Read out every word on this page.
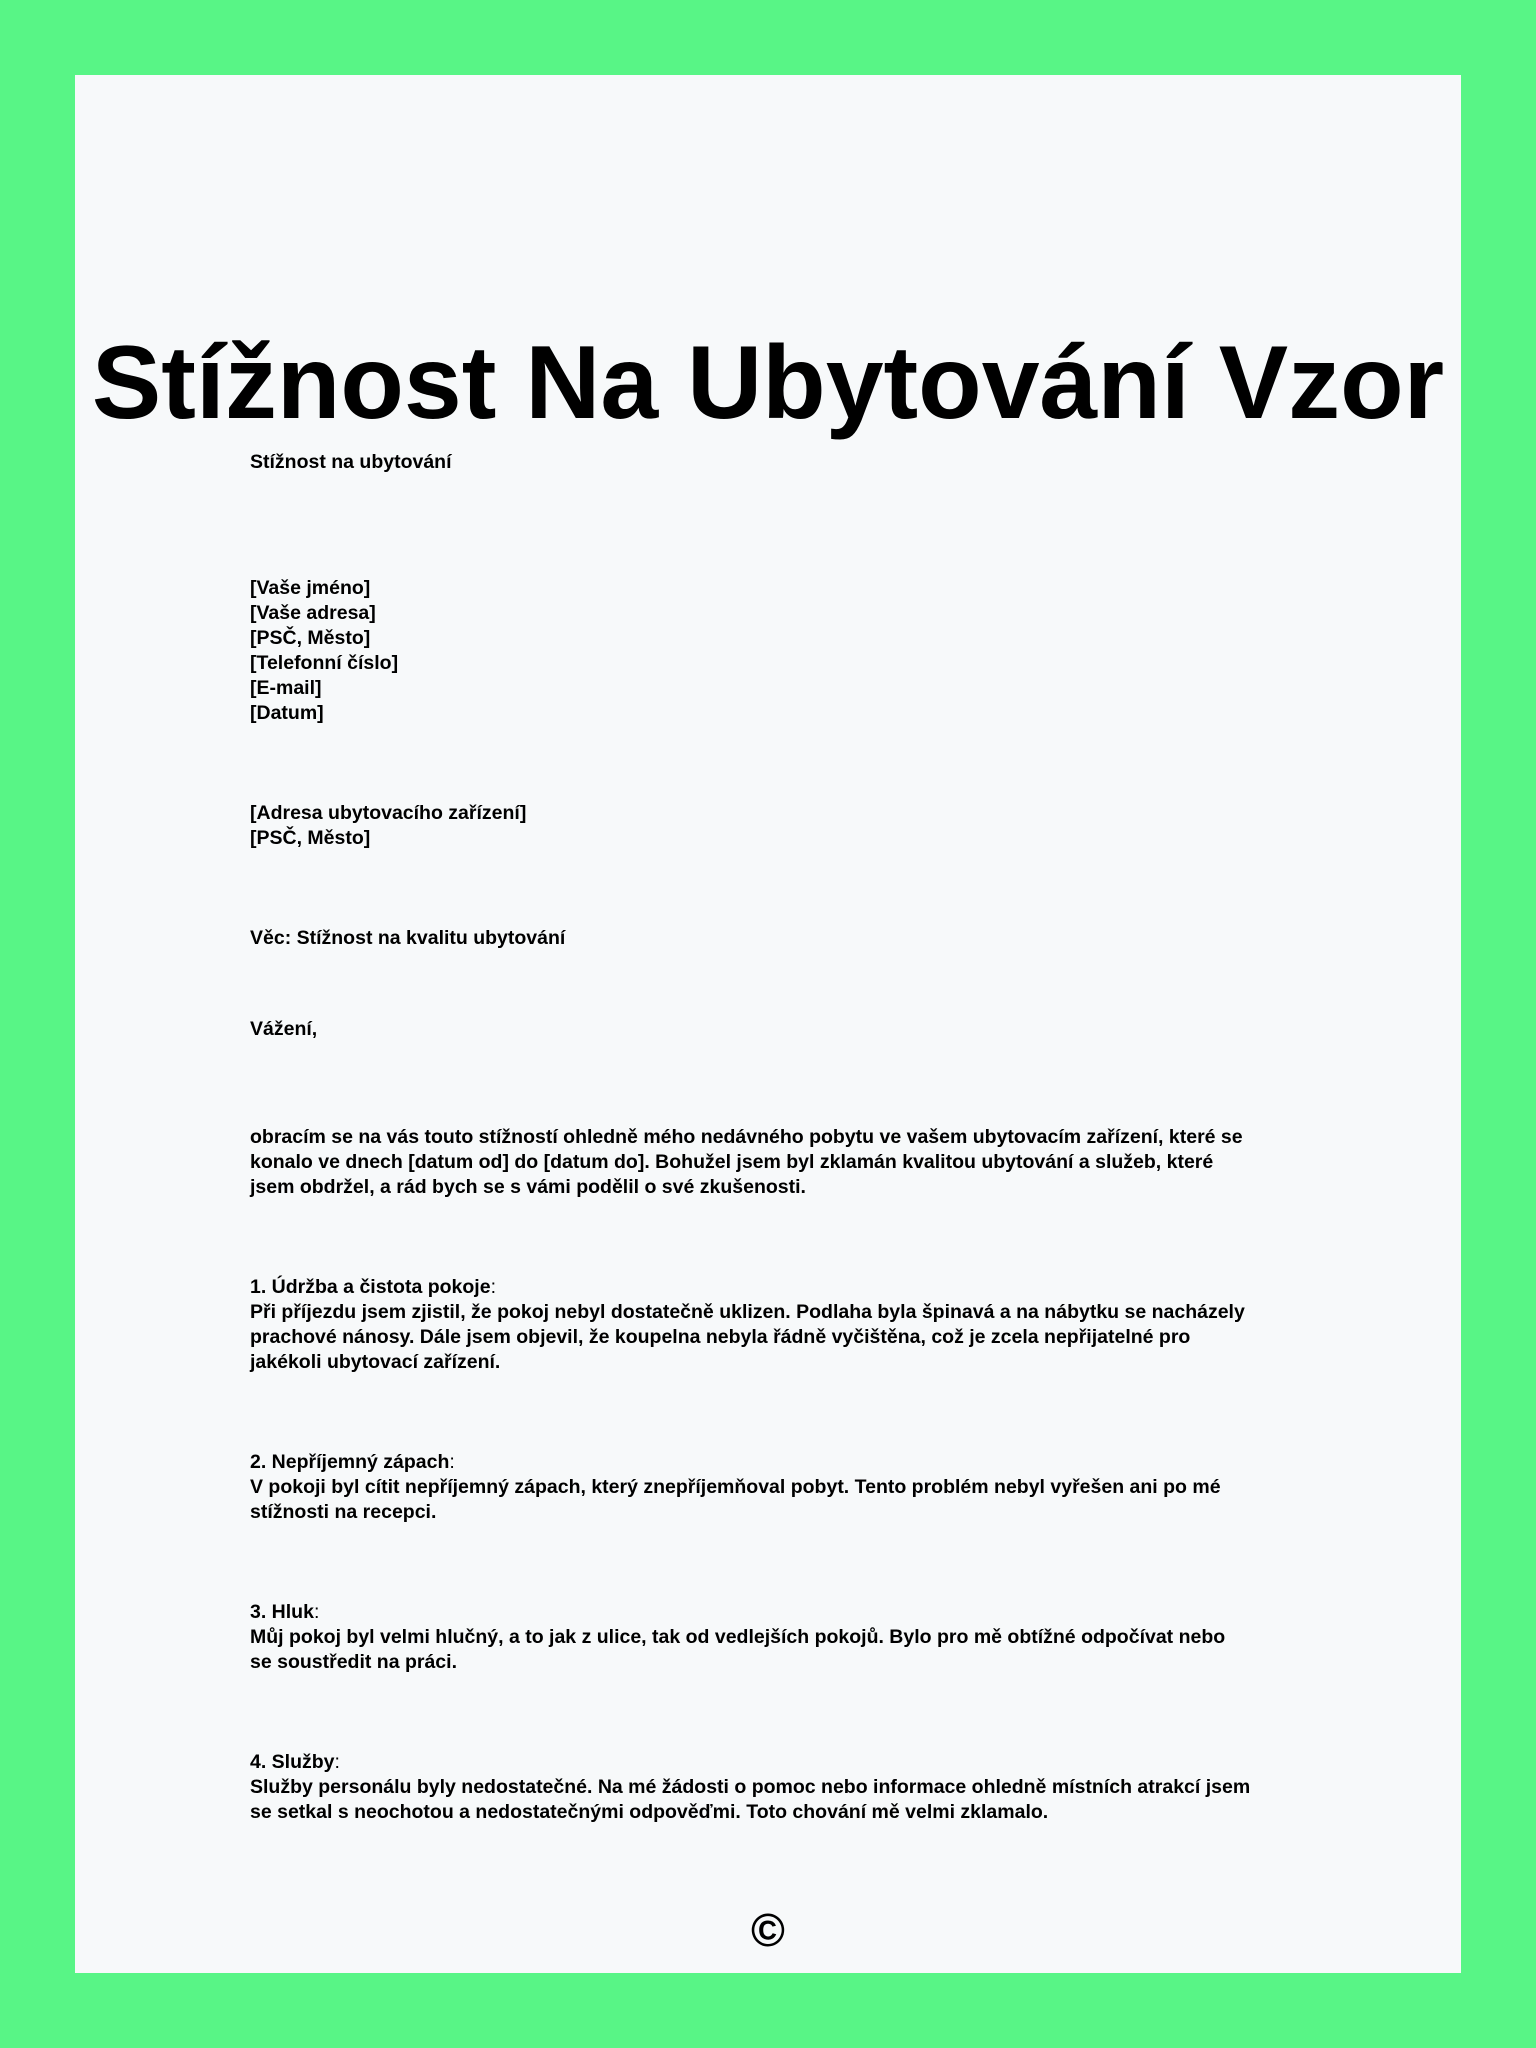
Stížnost Na Ubytování Vzor

Stížnost na ubytování

[Vaše jméno]

[Vaše adresa]

[PSČ, Město]

[Telefonní číslo]

[E-mail]

[Datum]

[Adresa ubytovacího zařízení]

[PSČ, Město]

Věc: Stížnost na kvalitu ubytování

Vážení,

obracím se na vás touto stížností ohledně mého nedávného pobytu ve vašem ubytovacím zařízení, které se
konalo ve dnech [datum od] do [datum do]. Bohužel jsem byl zklamán kvalitou ubytování a služeb, které
jsem obdržel, a rád bych se s vámi podělil o své zkušenosti.
1. Údržba a čistota pokoje:
Při příjezdu jsem zjistil, že pokoj nebyl dostatečně uklizen. Podlaha byla špinavá a na nábytku se nacházely
prachové nánosy. Dále jsem objevil, že koupelna nebyla řádně vyčištěna, což je zcela nepřijatelné pro
jakékoli ubytovací zařízení.
2. Nepříjemný zápach:
V pokoji byl cítit nepříjemný zápach, který znepříjemňoval pobyt. Tento problém nebyl vyřešen ani po mé
stížnosti na recepci.
3. Hluk:
Můj pokoj byl velmi hlučný, a to jak z ulice, tak od vedlejších pokojů. Bylo pro mě obtížné odpočívat nebo
se soustředit na práci.
4. Služby:
Služby personálu byly nedostatečné. Na mé žádosti o pomoc nebo informace ohledně místních atrakcí jsem
se setkal s neochotou a nedostatečnými odpověďmi. Toto chování mě velmi zklamalo.
©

• [Exercise objective] Leaving all pictures aside, quote each record exactly.

• [The solution]
Read out every word on this page.
Stížnost Na Ubytování Vzor

Stížnost na ubytování

[Vaše jméno]

[Vaše adresa]

[PSČ, Město]

[Telefonní číslo]

[E-mail]

[Datum]

[Adresa ubytovacího zařízení]

[PSČ, Město]

Věc: Stížnost na kvalitu ubytování

Vážení,

obracím se na vás touto stížností ohledně mého nedávného pobytu ve vašem ubytovacím zařízení, které se
konalo ve dnech [datum od] do [datum do]. Bohužel jsem byl zklamán kvalitou ubytování a služeb, které
jsem obdržel, a rád bych se s vámi podělil o své zkušenosti.
1. Údržba a čistota pokoje:
Při příjezdu jsem zjistil, že pokoj nebyl dostatečně uklizen. Podlaha byla špinavá a na nábytku se nacházely
prachové nánosy. Dále jsem objevil, že koupelna nebyla řádně vyčištěna, což je zcela nepřijatelné pro
jakékoli ubytovací zařízení.
2. Nepříjemný zápach:
V pokoji byl cítit nepříjemný zápach, který znepříjemňoval pobyt. Tento problém nebyl vyřešen ani po mé
stížnosti na recepci.
3. Hluk:
Můj pokoj byl velmi hlučný, a to jak z ulice, tak od vedlejších pokojů. Bylo pro mě obtížné odpočívat nebo
se soustředit na práci.
4. Služby:
Služby personálu byly nedostatečné. Na mé žádosti o pomoc nebo informace ohledně místních atrakcí jsem
se setkal s neochotou a nedostatečnými odpověďmi. Toto chování mě velmi zklamalo.
©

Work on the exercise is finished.